Read the records below and copy each line that contains "спицы".

Records that describe figures:
________________________

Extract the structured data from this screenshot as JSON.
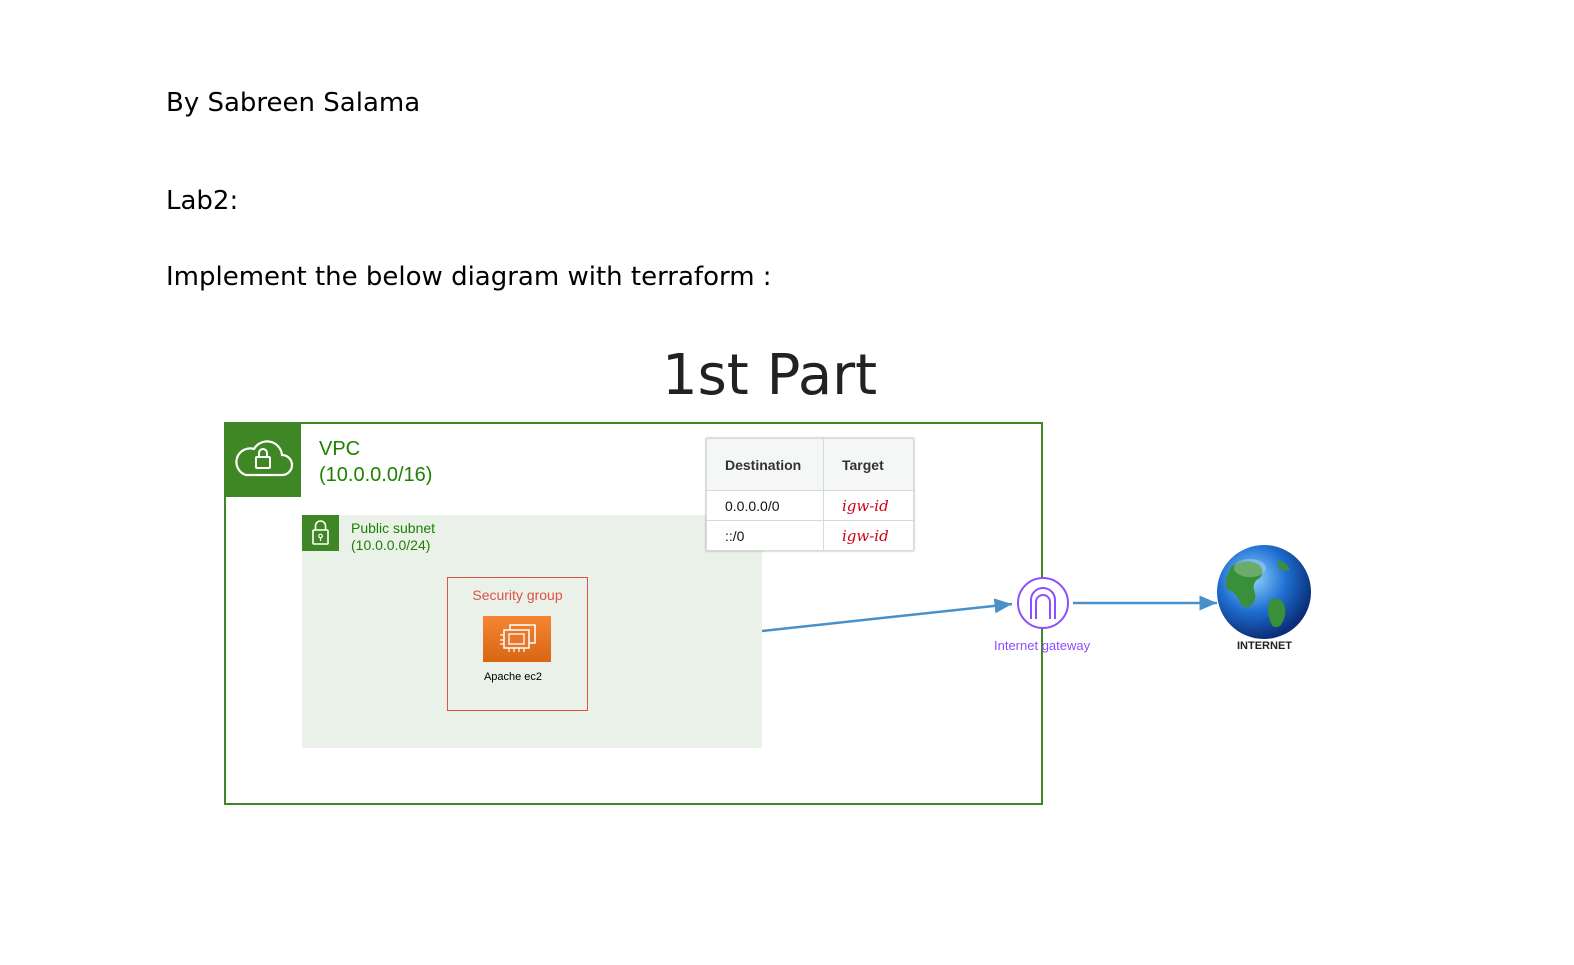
{
  "document": {
    "author_line": "By Sabreen Salama",
    "lab_line": "Lab2:",
    "instruction_line": "Implement the below diagram with terraform :"
  },
  "diagram": {
    "title": "1st Part",
    "vpc": {
      "label_line1": "VPC",
      "label_line2": "(10.0.0.0/16)",
      "icon": "cloud-lock-icon"
    },
    "subnet": {
      "label_line1": "Public subnet",
      "label_line2": "(10.0.0.0/24)",
      "icon": "padlock-icon"
    },
    "security_group": {
      "label": "Security group"
    },
    "instance": {
      "label": "Apache ec2",
      "icon": "ec2-instance-icon"
    },
    "route_table": {
      "headers": [
        "Destination",
        "Target"
      ],
      "rows": [
        {
          "destination": "0.0.0.0/0",
          "target": "igw-id"
        },
        {
          "destination": "::/0",
          "target": "igw-id"
        }
      ]
    },
    "internet_gateway": {
      "label": "Internet gateway",
      "icon": "internet-gateway-icon"
    },
    "internet": {
      "label": "INTERNET",
      "icon": "globe-icon"
    },
    "colors": {
      "vpc_green": "#3f8624",
      "subnet_fill": "#e9f1e8",
      "security_group_red": "#e05243",
      "ec2_orange": "#d86613",
      "igw_purple": "#8c4fff",
      "arrow_blue": "#4a90c8",
      "target_red": "#d0021b"
    }
  }
}
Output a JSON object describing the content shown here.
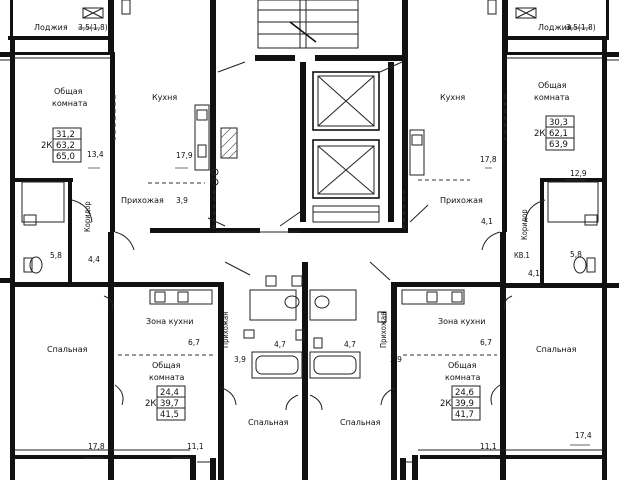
{
  "rooms": {
    "loggia_left": "Лоджия",
    "loggia_left_area": "3,5(1,8)",
    "loggia_right": "Лоджия",
    "loggia_right_area": "3,5(1,8)",
    "living_left_l1": "Общая",
    "living_left_l2": "комната",
    "living_left_area": "13,4",
    "kitchen_left": "Кухня",
    "kitchen_left_area": "17,9",
    "hall_left": "Прихожая",
    "hall_left_area": "3,9",
    "corridor_left": "Коридор",
    "bath_left_area": "5,8",
    "corridor_left_area": "4,4",
    "kitchen_right": "Кухня",
    "kitchen_right_area": "17,8",
    "living_right_l1": "Общая",
    "living_right_l2": "комната",
    "living_right_area": "12,9",
    "hall_right": "Прихожая",
    "hall_right_area": "4,1",
    "corridor_right": "Коридор",
    "kv1": "КВ.1",
    "corridor_right_area": "4,1",
    "bath_right_area": "5,8",
    "bedroom_bl": "Спальная",
    "bedroom_bl_area": "17,8",
    "kitchen_zone_bl": "Зона кухни",
    "living_bl_l1": "Общая",
    "living_bl_l2": "комната",
    "living_bl_area1": "6,7",
    "living_bl_area2": "11,1",
    "hall_bc_left": "Прихожая",
    "hall_bc_left_area": "3,9",
    "bath_c1_area": "4,7",
    "bath_c2_area": "4,7",
    "hall_bc_right": "Прихожая",
    "hall_bc_right_area": "3,9",
    "bedroom_c1": "Спальная",
    "bedroom_c2": "Спальная",
    "kitchen_zone_br": "Зона кухни",
    "living_br_l1": "Общая",
    "living_br_l2": "комната",
    "living_br_area1": "6,7",
    "living_br_area2": "11,1",
    "bedroom_br": "Спальная",
    "bedroom_br_area": "17,4"
  },
  "apartments": {
    "tl": {
      "type": "2К",
      "a": "31,2",
      "b": "63,2",
      "c": "65,0"
    },
    "tr": {
      "type": "2К",
      "a": "30,3",
      "b": "62,1",
      "c": "63,9"
    },
    "bl": {
      "type": "2К",
      "a": "24,4",
      "b": "39,7",
      "c": "41,5"
    },
    "br": {
      "type": "2К",
      "a": "24,6",
      "b": "39,9",
      "c": "41,7"
    }
  }
}
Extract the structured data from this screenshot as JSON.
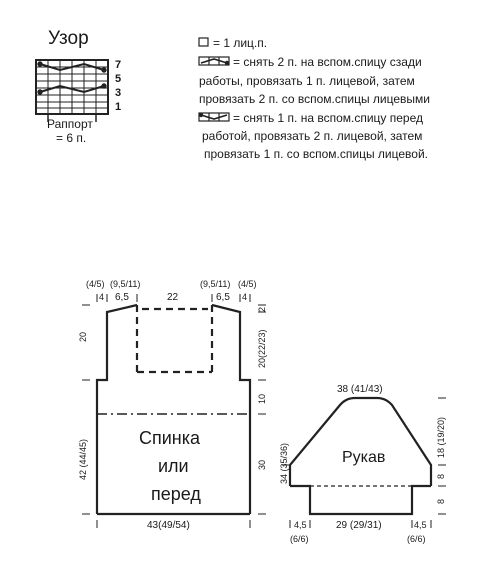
{
  "pattern": {
    "title": "Узор",
    "row_numbers": [
      "7",
      "5",
      "3",
      "1"
    ],
    "repeat_label": "Раппорт",
    "repeat_value": "= 6 п."
  },
  "legend": [
    {
      "icon": "knit-stitch-icon",
      "lines": [
        "= 1 лиц.п."
      ]
    },
    {
      "icon": "right-cross-cable-icon",
      "lines": [
        "= снять 2 п. на вспом.спицу сзади",
        "работы, провязать 1 п. лицевой, затем",
        "провязать 2 п. со вспом.спицы лицевыми"
      ]
    },
    {
      "icon": "left-cross-cable-icon",
      "lines": [
        "= снять 1 п. на вспом.спицу перед",
        "работой, провязать 2 п. лицевой, затем",
        "провязать 1 п. со вспом.спицы лицевой."
      ]
    }
  ],
  "body_schematic": {
    "label_lines": [
      "Спинка",
      "или",
      "перед"
    ],
    "top_dims": [
      "(4/5)",
      "(9,5/11)",
      "(9,5/11)",
      "(4/5)"
    ],
    "top_segments": [
      "4",
      "6,5",
      "22",
      "6,5",
      "4"
    ],
    "left_dims": [
      "20",
      "42 (44/45)"
    ],
    "right_dims": [
      "2",
      "20(22/23)",
      "10",
      "30"
    ],
    "bottom_dim": "43(49/54)"
  },
  "sleeve_schematic": {
    "label": "Рукав",
    "top_dim": "38 (41/43)",
    "left_dim": "34 (35/36)",
    "right_dims": [
      "18 (19/20)",
      "8",
      "8"
    ],
    "bottom_segments": [
      "4,5",
      "29 (29/31)",
      "4,5"
    ],
    "bottom_sub": [
      "(6/6)",
      "(6/6)"
    ]
  }
}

________________________

» RESPONSE BELOW:
        "провязать 2 п. со вспом.спицы лицевыми"
        "провязать 1 п. со вспом.спицы лицевой."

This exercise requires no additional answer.